**Exercise directions**:
Please report every line from the material that contains the word "Paid".
— Start of Dataset records —
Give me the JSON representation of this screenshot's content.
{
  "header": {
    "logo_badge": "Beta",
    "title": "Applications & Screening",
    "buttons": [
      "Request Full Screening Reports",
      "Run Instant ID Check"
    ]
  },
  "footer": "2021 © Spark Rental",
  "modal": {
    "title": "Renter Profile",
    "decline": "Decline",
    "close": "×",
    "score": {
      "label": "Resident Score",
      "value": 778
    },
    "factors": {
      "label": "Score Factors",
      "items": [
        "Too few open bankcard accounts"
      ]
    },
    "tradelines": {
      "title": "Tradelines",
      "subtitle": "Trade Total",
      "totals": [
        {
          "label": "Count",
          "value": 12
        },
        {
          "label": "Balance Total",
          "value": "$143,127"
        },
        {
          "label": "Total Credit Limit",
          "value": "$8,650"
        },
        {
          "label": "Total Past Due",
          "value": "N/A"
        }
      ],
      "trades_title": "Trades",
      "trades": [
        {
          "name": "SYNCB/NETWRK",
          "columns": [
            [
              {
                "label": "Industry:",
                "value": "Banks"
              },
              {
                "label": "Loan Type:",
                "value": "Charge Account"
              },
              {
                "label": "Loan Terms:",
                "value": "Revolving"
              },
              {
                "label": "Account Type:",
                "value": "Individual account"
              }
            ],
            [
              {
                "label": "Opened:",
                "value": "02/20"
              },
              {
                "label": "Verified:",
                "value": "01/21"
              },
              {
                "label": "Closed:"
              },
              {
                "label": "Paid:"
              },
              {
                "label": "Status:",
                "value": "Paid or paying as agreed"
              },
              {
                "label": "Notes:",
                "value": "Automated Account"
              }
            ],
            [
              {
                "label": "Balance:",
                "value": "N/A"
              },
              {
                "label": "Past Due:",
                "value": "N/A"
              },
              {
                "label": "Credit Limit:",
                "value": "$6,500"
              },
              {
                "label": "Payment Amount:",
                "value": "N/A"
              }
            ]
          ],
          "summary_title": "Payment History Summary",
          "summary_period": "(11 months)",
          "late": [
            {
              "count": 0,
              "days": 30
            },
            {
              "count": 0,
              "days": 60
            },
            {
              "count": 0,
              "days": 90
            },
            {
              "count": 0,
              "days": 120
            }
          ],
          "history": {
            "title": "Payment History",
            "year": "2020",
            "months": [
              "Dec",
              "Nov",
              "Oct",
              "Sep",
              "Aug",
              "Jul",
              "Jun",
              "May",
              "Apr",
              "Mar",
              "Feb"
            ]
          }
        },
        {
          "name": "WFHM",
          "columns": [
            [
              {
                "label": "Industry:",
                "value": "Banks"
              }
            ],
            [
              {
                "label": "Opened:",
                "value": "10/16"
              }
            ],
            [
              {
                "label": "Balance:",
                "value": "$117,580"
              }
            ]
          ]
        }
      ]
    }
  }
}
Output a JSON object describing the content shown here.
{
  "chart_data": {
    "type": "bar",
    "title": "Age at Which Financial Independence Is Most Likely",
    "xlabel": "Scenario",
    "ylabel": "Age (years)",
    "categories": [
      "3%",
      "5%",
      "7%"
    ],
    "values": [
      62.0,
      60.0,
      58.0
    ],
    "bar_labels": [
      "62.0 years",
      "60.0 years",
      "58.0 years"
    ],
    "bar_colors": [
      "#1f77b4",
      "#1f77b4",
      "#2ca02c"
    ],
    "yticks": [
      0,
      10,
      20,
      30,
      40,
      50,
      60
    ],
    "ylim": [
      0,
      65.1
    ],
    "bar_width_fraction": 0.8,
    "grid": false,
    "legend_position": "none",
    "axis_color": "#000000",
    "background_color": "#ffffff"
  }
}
— End of Dataset records —
**The completed task**:
                "label": "Paid:"
                "value": "Paid or paying as agreed"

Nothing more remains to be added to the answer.